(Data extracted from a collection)
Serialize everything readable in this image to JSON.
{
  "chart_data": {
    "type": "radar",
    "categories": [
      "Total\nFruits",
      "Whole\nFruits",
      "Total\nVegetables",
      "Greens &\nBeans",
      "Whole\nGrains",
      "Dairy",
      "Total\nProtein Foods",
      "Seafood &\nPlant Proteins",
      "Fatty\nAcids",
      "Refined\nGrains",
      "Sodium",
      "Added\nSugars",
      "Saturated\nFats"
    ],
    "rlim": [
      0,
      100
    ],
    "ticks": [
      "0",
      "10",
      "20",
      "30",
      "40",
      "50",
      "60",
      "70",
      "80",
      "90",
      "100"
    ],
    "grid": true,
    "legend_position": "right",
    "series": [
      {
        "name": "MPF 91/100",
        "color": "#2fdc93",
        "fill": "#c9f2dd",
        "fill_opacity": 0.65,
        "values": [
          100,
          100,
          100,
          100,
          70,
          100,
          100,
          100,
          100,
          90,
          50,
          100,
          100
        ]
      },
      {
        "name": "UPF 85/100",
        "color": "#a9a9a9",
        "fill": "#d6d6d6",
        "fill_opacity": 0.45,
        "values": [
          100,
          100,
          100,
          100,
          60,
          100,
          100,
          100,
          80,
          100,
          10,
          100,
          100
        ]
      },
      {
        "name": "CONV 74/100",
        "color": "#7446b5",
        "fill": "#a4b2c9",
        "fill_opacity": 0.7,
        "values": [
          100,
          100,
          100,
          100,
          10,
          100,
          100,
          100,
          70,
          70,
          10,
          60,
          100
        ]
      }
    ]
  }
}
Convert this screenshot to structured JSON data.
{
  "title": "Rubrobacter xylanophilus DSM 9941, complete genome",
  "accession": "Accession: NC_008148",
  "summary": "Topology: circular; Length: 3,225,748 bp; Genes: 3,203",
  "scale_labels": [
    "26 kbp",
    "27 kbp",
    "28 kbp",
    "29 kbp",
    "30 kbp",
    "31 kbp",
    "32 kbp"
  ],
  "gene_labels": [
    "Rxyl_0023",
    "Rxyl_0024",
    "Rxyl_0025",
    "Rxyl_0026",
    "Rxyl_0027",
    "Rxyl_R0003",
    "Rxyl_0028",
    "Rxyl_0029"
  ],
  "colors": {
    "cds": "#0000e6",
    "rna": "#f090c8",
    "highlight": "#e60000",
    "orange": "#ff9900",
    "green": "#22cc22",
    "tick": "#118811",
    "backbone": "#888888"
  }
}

*What you are asked to do:* List, from the entries above, every line in which the word "this" shows up.

*Response below:*
Serialize everything readable in this image to JSON.
Convert this screenshot to structured JSON data.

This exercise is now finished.